Records from a collection of figures:
-- -- --

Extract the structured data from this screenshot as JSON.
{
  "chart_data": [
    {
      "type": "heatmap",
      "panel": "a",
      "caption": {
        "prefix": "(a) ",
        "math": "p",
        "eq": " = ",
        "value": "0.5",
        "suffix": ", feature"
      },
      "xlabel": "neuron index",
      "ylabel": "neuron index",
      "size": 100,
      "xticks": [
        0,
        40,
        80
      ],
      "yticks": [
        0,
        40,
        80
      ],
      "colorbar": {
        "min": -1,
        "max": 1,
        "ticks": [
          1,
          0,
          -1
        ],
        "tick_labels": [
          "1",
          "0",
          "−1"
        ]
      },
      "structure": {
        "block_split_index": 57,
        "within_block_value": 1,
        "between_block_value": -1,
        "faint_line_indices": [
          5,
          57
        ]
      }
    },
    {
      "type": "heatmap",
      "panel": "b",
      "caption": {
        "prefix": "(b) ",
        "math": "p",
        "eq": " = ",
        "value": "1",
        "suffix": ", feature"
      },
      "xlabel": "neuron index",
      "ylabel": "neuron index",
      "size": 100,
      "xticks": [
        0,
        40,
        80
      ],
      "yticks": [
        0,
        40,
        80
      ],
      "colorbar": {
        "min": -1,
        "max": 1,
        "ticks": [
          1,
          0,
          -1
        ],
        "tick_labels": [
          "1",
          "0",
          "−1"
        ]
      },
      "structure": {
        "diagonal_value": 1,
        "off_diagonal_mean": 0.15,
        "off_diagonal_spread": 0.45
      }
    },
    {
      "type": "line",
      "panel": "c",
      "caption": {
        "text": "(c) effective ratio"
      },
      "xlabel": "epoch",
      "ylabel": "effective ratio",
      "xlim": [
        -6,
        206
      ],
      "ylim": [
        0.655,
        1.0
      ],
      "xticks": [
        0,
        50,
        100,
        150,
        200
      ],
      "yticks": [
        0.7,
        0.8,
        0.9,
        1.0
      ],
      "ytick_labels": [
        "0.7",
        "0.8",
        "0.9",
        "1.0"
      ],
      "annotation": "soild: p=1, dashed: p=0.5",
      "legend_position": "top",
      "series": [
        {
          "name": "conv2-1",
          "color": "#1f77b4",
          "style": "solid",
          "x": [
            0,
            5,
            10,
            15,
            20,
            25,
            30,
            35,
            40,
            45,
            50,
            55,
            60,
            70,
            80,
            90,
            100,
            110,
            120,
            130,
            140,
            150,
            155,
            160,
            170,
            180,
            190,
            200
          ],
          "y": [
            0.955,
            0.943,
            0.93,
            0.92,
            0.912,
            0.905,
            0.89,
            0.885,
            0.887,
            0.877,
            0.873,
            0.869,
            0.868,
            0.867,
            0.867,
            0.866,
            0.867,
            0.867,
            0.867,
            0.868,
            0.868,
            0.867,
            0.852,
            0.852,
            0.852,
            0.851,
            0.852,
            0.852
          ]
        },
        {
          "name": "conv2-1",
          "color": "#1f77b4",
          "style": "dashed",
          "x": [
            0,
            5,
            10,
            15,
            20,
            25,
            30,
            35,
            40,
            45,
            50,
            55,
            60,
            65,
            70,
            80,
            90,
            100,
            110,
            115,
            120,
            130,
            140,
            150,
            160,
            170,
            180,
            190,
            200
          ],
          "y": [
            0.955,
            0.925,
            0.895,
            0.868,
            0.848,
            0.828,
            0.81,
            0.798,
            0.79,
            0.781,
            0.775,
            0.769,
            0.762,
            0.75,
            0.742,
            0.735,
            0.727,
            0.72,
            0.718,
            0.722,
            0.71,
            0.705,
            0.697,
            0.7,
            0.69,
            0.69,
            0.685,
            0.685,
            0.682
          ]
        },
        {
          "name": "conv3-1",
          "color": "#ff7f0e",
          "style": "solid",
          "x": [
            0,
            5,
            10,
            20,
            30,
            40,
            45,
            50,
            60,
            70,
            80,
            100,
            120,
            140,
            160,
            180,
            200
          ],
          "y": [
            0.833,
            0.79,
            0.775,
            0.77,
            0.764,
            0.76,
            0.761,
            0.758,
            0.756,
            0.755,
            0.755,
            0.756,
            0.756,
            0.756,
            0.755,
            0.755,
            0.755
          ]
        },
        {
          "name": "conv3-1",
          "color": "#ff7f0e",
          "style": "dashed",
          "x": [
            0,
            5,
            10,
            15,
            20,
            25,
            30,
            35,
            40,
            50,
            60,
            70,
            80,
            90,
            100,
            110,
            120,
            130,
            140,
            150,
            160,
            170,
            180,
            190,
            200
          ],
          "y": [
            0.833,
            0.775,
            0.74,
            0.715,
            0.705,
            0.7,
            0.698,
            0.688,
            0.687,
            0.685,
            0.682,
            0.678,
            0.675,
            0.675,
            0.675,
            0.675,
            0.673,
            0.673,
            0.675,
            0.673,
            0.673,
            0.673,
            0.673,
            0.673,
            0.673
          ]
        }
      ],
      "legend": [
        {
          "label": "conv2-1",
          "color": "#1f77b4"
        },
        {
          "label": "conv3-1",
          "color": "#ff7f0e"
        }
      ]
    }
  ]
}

-- -- --

## TASK BRIEF
Every entry needs to be retyped exactly.

## CORRECT RESPONSE
Extract the structured data from this screenshot as JSON.
{
  "chart_data": [
    {
      "type": "heatmap",
      "panel": "a",
      "caption": {
        "prefix": "(a) ",
        "math": "p",
        "eq": " = ",
        "value": "0.5",
        "suffix": ", feature"
      },
      "xlabel": "neuron index",
      "ylabel": "neuron index",
      "size": 100,
      "xticks": [
        0,
        40,
        80
      ],
      "yticks": [
        0,
        40,
        80
      ],
      "colorbar": {
        "min": -1,
        "max": 1,
        "ticks": [
          1,
          0,
          -1
        ],
        "tick_labels": [
          "1",
          "0",
          "−1"
        ]
      },
      "structure": {
        "block_split_index": 57,
        "within_block_value": 1,
        "between_block_value": -1,
        "faint_line_indices": [
          5,
          57
        ]
      }
    },
    {
      "type": "heatmap",
      "panel": "b",
      "caption": {
        "prefix": "(b) ",
        "math": "p",
        "eq": " = ",
        "value": "1",
        "suffix": ", feature"
      },
      "xlabel": "neuron index",
      "ylabel": "neuron index",
      "size": 100,
      "xticks": [
        0,
        40,
        80
      ],
      "yticks": [
        0,
        40,
        80
      ],
      "colorbar": {
        "min": -1,
        "max": 1,
        "ticks": [
          1,
          0,
          -1
        ],
        "tick_labels": [
          "1",
          "0",
          "−1"
        ]
      },
      "structure": {
        "diagonal_value": 1,
        "off_diagonal_mean": 0.15,
        "off_diagonal_spread": 0.45
      }
    },
    {
      "type": "line",
      "panel": "c",
      "caption": {
        "text": "(c) effective ratio"
      },
      "xlabel": "epoch",
      "ylabel": "effective ratio",
      "xlim": [
        -6,
        206
      ],
      "ylim": [
        0.655,
        1.0
      ],
      "xticks": [
        0,
        50,
        100,
        150,
        200
      ],
      "yticks": [
        0.7,
        0.8,
        0.9,
        1.0
      ],
      "ytick_labels": [
        "0.7",
        "0.8",
        "0.9",
        "1.0"
      ],
      "annotation": "soild: p=1, dashed: p=0.5",
      "legend_position": "top",
      "series": [
        {
          "name": "conv2-1",
          "color": "#1f77b4",
          "style": "solid",
          "x": [
            0,
            5,
            10,
            15,
            20,
            25,
            30,
            35,
            40,
            45,
            50,
            55,
            60,
            70,
            80,
            90,
            100,
            110,
            120,
            130,
            140,
            150,
            155,
            160,
            170,
            180,
            190,
            200
          ],
          "y": [
            0.955,
            0.943,
            0.93,
            0.92,
            0.912,
            0.905,
            0.89,
            0.885,
            0.887,
            0.877,
            0.873,
            0.869,
            0.868,
            0.867,
            0.867,
            0.866,
            0.867,
            0.867,
            0.867,
            0.868,
            0.868,
            0.867,
            0.852,
            0.852,
            0.852,
            0.851,
            0.852,
            0.852
          ]
        },
        {
          "name": "conv2-1",
          "color": "#1f77b4",
          "style": "dashed",
          "x": [
            0,
            5,
            10,
            15,
            20,
            25,
            30,
            35,
            40,
            45,
            50,
            55,
            60,
            65,
            70,
            80,
            90,
            100,
            110,
            115,
            120,
            130,
            140,
            150,
            160,
            170,
            180,
            190,
            200
          ],
          "y": [
            0.955,
            0.925,
            0.895,
            0.868,
            0.848,
            0.828,
            0.81,
            0.798,
            0.79,
            0.781,
            0.775,
            0.769,
            0.762,
            0.75,
            0.742,
            0.735,
            0.727,
            0.72,
            0.718,
            0.722,
            0.71,
            0.705,
            0.697,
            0.7,
            0.69,
            0.69,
            0.685,
            0.685,
            0.682
          ]
        },
        {
          "name": "conv3-1",
          "color": "#ff7f0e",
          "style": "solid",
          "x": [
            0,
            5,
            10,
            20,
            30,
            40,
            45,
            50,
            60,
            70,
            80,
            100,
            120,
            140,
            160,
            180,
            200
          ],
          "y": [
            0.833,
            0.79,
            0.775,
            0.77,
            0.764,
            0.76,
            0.761,
            0.758,
            0.756,
            0.755,
            0.755,
            0.756,
            0.756,
            0.756,
            0.755,
            0.755,
            0.755
          ]
        },
        {
          "name": "conv3-1",
          "color": "#ff7f0e",
          "style": "dashed",
          "x": [
            0,
            5,
            10,
            15,
            20,
            25,
            30,
            35,
            40,
            50,
            60,
            70,
            80,
            90,
            100,
            110,
            120,
            130,
            140,
            150,
            160,
            170,
            180,
            190,
            200
          ],
          "y": [
            0.833,
            0.775,
            0.74,
            0.715,
            0.705,
            0.7,
            0.698,
            0.688,
            0.687,
            0.685,
            0.682,
            0.678,
            0.675,
            0.675,
            0.675,
            0.675,
            0.673,
            0.673,
            0.675,
            0.673,
            0.673,
            0.673,
            0.673,
            0.673,
            0.673
          ]
        }
      ],
      "legend": [
        {
          "label": "conv2-1",
          "color": "#1f77b4"
        },
        {
          "label": "conv3-1",
          "color": "#ff7f0e"
        }
      ]
    }
  ]
}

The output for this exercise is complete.